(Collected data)
[Start]

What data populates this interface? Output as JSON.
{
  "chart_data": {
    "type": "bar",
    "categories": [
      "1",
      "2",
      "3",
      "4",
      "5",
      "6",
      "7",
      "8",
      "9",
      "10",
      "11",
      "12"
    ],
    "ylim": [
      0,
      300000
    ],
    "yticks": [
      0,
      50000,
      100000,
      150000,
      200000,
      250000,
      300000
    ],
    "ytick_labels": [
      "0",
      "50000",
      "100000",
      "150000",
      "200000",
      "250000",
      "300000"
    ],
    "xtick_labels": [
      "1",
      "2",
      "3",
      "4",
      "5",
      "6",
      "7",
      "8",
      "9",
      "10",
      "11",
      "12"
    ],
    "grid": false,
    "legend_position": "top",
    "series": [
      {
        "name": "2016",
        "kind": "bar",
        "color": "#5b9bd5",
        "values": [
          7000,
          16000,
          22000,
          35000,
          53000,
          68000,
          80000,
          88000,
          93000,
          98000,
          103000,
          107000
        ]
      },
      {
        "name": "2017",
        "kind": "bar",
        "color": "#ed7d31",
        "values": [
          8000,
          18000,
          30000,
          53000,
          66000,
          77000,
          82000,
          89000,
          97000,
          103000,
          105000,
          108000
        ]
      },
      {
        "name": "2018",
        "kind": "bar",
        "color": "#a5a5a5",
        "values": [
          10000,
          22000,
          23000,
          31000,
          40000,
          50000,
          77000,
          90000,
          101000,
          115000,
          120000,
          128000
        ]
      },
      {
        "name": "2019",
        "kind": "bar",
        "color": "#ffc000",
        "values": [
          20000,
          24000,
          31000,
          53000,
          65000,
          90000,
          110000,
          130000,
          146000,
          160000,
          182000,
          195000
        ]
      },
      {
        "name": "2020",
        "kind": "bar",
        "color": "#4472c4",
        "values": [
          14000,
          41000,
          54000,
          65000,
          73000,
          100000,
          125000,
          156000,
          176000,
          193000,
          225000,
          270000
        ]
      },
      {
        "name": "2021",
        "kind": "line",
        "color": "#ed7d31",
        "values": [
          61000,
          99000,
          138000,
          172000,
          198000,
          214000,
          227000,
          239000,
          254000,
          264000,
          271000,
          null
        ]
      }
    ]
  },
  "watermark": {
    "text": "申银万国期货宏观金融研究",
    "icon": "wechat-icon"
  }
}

[End]

● GIVEN REQUEST
Provide an exact reproduction of all the entries shown above.

● EXPECTED ANSWER
What data populates this interface? Output as JSON.
{
  "chart_data": {
    "type": "bar",
    "categories": [
      "1",
      "2",
      "3",
      "4",
      "5",
      "6",
      "7",
      "8",
      "9",
      "10",
      "11",
      "12"
    ],
    "ylim": [
      0,
      300000
    ],
    "yticks": [
      0,
      50000,
      100000,
      150000,
      200000,
      250000,
      300000
    ],
    "ytick_labels": [
      "0",
      "50000",
      "100000",
      "150000",
      "200000",
      "250000",
      "300000"
    ],
    "xtick_labels": [
      "1",
      "2",
      "3",
      "4",
      "5",
      "6",
      "7",
      "8",
      "9",
      "10",
      "11",
      "12"
    ],
    "grid": false,
    "legend_position": "top",
    "series": [
      {
        "name": "2016",
        "kind": "bar",
        "color": "#5b9bd5",
        "values": [
          7000,
          16000,
          22000,
          35000,
          53000,
          68000,
          80000,
          88000,
          93000,
          98000,
          103000,
          107000
        ]
      },
      {
        "name": "2017",
        "kind": "bar",
        "color": "#ed7d31",
        "values": [
          8000,
          18000,
          30000,
          53000,
          66000,
          77000,
          82000,
          89000,
          97000,
          103000,
          105000,
          108000
        ]
      },
      {
        "name": "2018",
        "kind": "bar",
        "color": "#a5a5a5",
        "values": [
          10000,
          22000,
          23000,
          31000,
          40000,
          50000,
          77000,
          90000,
          101000,
          115000,
          120000,
          128000
        ]
      },
      {
        "name": "2019",
        "kind": "bar",
        "color": "#ffc000",
        "values": [
          20000,
          24000,
          31000,
          53000,
          65000,
          90000,
          110000,
          130000,
          146000,
          160000,
          182000,
          195000
        ]
      },
      {
        "name": "2020",
        "kind": "bar",
        "color": "#4472c4",
        "values": [
          14000,
          41000,
          54000,
          65000,
          73000,
          100000,
          125000,
          156000,
          176000,
          193000,
          225000,
          270000
        ]
      },
      {
        "name": "2021",
        "kind": "line",
        "color": "#ed7d31",
        "values": [
          61000,
          99000,
          138000,
          172000,
          198000,
          214000,
          227000,
          239000,
          254000,
          264000,
          271000,
          null
        ]
      }
    ]
  },
  "watermark": {
    "text": "申银万国期货宏观金融研究",
    "icon": "wechat-icon"
  }
}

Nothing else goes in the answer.